◆ **Input**:

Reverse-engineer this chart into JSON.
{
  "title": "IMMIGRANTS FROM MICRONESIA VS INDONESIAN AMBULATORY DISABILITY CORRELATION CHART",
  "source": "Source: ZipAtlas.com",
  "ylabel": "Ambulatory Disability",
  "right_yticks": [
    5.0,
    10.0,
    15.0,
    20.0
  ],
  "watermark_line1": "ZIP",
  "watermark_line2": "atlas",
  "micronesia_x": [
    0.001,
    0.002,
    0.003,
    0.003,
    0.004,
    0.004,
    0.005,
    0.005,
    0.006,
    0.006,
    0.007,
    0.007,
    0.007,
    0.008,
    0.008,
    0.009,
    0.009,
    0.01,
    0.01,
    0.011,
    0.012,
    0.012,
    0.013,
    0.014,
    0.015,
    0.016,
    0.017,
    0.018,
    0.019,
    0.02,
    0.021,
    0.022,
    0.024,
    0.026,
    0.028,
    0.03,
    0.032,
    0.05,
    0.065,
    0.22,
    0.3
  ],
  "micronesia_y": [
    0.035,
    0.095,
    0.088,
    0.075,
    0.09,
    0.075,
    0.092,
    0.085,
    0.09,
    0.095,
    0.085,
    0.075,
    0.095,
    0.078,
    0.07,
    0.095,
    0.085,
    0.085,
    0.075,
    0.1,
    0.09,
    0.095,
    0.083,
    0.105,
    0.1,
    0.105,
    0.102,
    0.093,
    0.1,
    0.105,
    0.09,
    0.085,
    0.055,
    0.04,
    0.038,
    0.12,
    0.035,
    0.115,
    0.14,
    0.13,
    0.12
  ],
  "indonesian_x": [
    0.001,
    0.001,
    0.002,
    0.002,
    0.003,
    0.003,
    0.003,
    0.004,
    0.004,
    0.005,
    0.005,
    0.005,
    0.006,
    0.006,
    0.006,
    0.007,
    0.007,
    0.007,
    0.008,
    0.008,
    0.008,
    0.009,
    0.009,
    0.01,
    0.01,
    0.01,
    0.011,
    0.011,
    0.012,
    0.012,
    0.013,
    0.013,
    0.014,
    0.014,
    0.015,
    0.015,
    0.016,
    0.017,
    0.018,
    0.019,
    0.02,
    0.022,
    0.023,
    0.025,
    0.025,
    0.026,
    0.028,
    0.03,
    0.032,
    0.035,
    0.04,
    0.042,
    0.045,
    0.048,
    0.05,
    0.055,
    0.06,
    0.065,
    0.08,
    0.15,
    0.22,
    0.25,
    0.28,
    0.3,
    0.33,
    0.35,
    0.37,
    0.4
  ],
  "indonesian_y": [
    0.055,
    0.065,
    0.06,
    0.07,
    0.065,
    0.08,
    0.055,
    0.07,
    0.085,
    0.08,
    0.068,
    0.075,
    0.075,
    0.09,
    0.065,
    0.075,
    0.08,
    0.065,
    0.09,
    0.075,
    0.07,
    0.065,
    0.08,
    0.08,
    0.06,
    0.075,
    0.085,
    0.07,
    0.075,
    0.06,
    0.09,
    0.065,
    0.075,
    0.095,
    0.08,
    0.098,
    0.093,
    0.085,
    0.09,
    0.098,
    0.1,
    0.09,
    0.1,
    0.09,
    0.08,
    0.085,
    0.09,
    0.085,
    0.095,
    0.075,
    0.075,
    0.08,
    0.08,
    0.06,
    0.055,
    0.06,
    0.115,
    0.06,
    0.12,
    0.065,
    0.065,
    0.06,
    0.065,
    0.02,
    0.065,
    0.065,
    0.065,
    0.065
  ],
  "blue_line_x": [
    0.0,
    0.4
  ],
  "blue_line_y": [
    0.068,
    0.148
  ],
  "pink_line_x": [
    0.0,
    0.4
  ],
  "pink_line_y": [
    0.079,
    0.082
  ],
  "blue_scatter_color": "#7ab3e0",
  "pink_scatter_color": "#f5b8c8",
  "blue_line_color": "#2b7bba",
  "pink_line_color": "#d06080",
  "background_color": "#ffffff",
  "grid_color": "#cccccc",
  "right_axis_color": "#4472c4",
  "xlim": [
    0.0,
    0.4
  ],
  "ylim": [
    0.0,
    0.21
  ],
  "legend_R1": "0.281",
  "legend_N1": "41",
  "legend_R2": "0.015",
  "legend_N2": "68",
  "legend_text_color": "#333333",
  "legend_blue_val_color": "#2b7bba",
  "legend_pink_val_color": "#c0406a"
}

...

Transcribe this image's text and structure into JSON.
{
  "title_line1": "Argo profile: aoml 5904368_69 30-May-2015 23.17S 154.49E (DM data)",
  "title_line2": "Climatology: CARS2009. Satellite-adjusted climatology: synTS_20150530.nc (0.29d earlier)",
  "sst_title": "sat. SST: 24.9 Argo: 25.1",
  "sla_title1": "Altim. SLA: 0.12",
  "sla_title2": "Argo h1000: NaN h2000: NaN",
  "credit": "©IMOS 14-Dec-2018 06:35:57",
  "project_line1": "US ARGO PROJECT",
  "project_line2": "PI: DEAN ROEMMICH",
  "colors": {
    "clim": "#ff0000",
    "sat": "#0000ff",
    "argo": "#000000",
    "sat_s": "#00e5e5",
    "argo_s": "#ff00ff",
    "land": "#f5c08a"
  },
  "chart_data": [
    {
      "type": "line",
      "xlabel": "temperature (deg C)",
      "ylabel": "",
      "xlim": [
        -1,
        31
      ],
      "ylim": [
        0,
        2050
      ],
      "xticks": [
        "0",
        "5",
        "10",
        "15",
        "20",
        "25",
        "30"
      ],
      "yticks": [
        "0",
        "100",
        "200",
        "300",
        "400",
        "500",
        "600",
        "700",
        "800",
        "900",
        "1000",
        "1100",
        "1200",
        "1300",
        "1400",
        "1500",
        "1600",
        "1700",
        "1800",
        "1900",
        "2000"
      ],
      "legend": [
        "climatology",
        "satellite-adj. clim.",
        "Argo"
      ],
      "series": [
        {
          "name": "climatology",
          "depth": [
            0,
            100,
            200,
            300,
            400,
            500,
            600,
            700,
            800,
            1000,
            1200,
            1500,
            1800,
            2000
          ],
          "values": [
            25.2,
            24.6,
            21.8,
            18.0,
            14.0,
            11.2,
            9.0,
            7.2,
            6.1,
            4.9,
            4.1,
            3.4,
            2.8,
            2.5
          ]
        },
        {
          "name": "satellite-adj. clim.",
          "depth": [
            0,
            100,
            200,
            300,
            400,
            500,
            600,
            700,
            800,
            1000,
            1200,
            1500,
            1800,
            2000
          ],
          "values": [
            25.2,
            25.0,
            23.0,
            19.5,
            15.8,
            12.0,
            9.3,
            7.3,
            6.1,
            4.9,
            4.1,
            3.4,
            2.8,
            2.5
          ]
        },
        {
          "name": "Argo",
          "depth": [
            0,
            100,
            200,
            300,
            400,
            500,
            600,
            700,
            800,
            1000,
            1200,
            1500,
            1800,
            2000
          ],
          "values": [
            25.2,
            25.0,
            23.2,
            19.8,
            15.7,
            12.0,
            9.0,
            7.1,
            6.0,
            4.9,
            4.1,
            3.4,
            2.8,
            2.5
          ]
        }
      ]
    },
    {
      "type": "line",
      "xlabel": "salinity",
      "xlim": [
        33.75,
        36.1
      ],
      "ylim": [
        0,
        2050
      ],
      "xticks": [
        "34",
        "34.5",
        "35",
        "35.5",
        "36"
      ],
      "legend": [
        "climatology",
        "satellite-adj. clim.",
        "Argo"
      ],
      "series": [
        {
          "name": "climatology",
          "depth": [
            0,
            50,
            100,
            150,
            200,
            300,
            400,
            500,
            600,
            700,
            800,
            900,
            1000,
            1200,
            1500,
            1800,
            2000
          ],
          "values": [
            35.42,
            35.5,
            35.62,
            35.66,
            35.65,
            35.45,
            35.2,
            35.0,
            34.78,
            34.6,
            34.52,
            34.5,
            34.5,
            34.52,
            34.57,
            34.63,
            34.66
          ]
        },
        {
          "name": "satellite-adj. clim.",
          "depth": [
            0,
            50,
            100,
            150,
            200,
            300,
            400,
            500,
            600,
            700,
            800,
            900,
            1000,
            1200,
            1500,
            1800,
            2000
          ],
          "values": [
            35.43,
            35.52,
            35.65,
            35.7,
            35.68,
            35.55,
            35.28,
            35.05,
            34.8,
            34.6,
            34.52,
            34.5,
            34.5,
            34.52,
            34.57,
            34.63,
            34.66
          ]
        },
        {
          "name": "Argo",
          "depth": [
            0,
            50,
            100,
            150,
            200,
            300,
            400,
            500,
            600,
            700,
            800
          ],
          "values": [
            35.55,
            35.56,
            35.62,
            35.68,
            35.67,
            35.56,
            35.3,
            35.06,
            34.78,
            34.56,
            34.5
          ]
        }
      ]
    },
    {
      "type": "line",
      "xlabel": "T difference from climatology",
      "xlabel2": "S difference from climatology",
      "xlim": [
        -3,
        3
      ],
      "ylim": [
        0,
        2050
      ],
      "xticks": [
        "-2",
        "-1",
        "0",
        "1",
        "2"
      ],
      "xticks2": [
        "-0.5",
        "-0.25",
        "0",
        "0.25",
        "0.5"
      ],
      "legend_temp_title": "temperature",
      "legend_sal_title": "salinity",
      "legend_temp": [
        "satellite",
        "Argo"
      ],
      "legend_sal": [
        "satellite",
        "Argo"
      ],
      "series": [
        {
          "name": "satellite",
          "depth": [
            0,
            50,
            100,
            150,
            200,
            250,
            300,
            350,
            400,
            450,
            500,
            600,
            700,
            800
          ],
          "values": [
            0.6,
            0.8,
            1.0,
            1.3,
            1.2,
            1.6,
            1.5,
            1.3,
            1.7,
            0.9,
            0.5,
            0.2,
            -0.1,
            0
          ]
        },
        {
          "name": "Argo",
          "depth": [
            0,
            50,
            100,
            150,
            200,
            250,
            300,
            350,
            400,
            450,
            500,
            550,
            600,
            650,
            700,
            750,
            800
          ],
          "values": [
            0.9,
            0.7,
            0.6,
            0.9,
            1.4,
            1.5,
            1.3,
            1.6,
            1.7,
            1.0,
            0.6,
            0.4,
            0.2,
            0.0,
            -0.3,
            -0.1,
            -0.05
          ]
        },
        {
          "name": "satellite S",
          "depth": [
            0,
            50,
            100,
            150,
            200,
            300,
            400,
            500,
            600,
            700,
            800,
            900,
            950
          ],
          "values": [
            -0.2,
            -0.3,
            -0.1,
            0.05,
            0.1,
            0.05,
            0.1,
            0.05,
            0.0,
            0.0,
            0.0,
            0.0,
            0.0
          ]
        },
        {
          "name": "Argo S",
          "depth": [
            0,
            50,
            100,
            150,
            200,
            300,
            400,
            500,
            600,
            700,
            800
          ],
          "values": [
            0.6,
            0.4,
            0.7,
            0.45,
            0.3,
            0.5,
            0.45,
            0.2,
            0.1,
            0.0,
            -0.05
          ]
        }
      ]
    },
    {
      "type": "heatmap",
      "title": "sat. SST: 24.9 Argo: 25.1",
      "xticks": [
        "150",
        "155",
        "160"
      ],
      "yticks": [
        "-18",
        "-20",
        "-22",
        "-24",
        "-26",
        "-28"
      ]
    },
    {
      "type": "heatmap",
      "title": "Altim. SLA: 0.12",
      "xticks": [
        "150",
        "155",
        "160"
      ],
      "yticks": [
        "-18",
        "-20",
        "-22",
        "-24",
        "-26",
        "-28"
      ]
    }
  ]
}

◆ **Written problem**: Count how many lines contain "into" and give only that count.

◆ **Answer to the task**: 2